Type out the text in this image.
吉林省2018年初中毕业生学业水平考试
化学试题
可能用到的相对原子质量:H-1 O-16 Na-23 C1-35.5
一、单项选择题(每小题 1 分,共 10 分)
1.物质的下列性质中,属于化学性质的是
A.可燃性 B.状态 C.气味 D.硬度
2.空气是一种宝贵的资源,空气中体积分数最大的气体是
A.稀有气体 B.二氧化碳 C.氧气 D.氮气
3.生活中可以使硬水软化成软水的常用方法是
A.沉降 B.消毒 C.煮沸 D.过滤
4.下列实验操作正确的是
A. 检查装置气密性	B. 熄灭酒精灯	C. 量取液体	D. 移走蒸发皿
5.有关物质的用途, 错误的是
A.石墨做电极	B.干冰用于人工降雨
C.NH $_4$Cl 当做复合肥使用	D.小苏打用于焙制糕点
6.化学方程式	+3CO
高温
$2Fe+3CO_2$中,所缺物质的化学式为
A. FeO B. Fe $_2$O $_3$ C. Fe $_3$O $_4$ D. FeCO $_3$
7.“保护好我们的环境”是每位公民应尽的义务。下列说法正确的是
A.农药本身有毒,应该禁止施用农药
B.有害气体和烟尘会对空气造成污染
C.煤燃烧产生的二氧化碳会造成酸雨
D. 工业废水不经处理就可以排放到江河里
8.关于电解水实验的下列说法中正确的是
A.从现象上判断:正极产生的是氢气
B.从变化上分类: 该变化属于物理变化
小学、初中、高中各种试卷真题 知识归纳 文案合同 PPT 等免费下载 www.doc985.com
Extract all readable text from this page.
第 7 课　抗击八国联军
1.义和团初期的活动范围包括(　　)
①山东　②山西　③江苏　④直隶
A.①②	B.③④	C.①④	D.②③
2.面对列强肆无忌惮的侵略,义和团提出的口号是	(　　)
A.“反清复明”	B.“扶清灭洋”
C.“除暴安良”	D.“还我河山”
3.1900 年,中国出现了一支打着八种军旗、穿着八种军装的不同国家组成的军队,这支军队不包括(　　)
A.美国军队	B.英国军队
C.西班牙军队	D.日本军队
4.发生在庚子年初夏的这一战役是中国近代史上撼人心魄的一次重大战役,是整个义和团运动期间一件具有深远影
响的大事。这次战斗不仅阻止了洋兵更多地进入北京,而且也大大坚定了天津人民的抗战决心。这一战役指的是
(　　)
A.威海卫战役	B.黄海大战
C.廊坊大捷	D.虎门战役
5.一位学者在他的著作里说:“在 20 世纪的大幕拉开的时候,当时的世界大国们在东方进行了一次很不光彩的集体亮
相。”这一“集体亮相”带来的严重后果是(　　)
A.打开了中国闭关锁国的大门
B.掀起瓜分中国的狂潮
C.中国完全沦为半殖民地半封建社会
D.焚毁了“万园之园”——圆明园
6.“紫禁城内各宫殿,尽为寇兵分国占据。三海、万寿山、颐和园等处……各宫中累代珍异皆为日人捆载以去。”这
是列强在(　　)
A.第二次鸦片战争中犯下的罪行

Written task: Give all the entries again exactly; leave none out.

Reply:
Type out the text in this image.
吉林省2018年初中毕业生学业水平考试
化学试题
可能用到的相对原子质量:H-1 O-16 Na-23 C1-35.5
一、单项选择题(每小题 1 分,共 10 分)
1.物质的下列性质中,属于化学性质的是
A.可燃性 B.状态 C.气味 D.硬度
2.空气是一种宝贵的资源,空气中体积分数最大的气体是
A.稀有气体 B.二氧化碳 C.氧气 D.氮气
3.生活中可以使硬水软化成软水的常用方法是
A.沉降 B.消毒 C.煮沸 D.过滤
4.下列实验操作正确的是
A. 检查装置气密性	B. 熄灭酒精灯	C. 量取液体	D. 移走蒸发皿
5.有关物质的用途, 错误的是
A.石墨做电极	B.干冰用于人工降雨
C.NH $_4$Cl 当做复合肥使用	D.小苏打用于焙制糕点
6.化学方程式	+3CO
高温
$2Fe+3CO_2$中,所缺物质的化学式为
A. FeO B. Fe $_2$O $_3$ C. Fe $_3$O $_4$ D. FeCO $_3$
7.“保护好我们的环境”是每位公民应尽的义务。下列说法正确的是
A.农药本身有毒,应该禁止施用农药
B.有害气体和烟尘会对空气造成污染
C.煤燃烧产生的二氧化碳会造成酸雨
D. 工业废水不经处理就可以排放到江河里
8.关于电解水实验的下列说法中正确的是
A.从现象上判断:正极产生的是氢气
B.从变化上分类: 该变化属于物理变化
小学、初中、高中各种试卷真题 知识归纳 文案合同 PPT 等免费下载 www.doc985.com
Extract all readable text from this page.
第 7 课　抗击八国联军
1.义和团初期的活动范围包括(　　)
①山东　②山西　③江苏　④直隶
A.①②	B.③④	C.①④	D.②③
2.面对列强肆无忌惮的侵略,义和团提出的口号是	(　　)
A.“反清复明”	B.“扶清灭洋”
C.“除暴安良”	D.“还我河山”
3.1900 年,中国出现了一支打着八种军旗、穿着八种军装的不同国家组成的军队,这支军队不包括(　　)
A.美国军队	B.英国军队
C.西班牙军队	D.日本军队
4.发生在庚子年初夏的这一战役是中国近代史上撼人心魄的一次重大战役,是整个义和团运动期间一件具有深远影
响的大事。这次战斗不仅阻止了洋兵更多地进入北京,而且也大大坚定了天津人民的抗战决心。这一战役指的是
(　　)
A.威海卫战役	B.黄海大战
C.廊坊大捷	D.虎门战役
5.一位学者在他的著作里说:“在 20 世纪的大幕拉开的时候,当时的世界大国们在东方进行了一次很不光彩的集体亮
相。”这一“集体亮相”带来的严重后果是(　　)
A.打开了中国闭关锁国的大门
B.掀起瓜分中国的狂潮
C.中国完全沦为半殖民地半封建社会
D.焚毁了“万园之园”——圆明园
6.“紫禁城内各宫殿,尽为寇兵分国占据。三海、万寿山、颐和园等处……各宫中累代珍异皆为日人捆载以去。”这
是列强在(　　)
A.第二次鸦片战争中犯下的罪行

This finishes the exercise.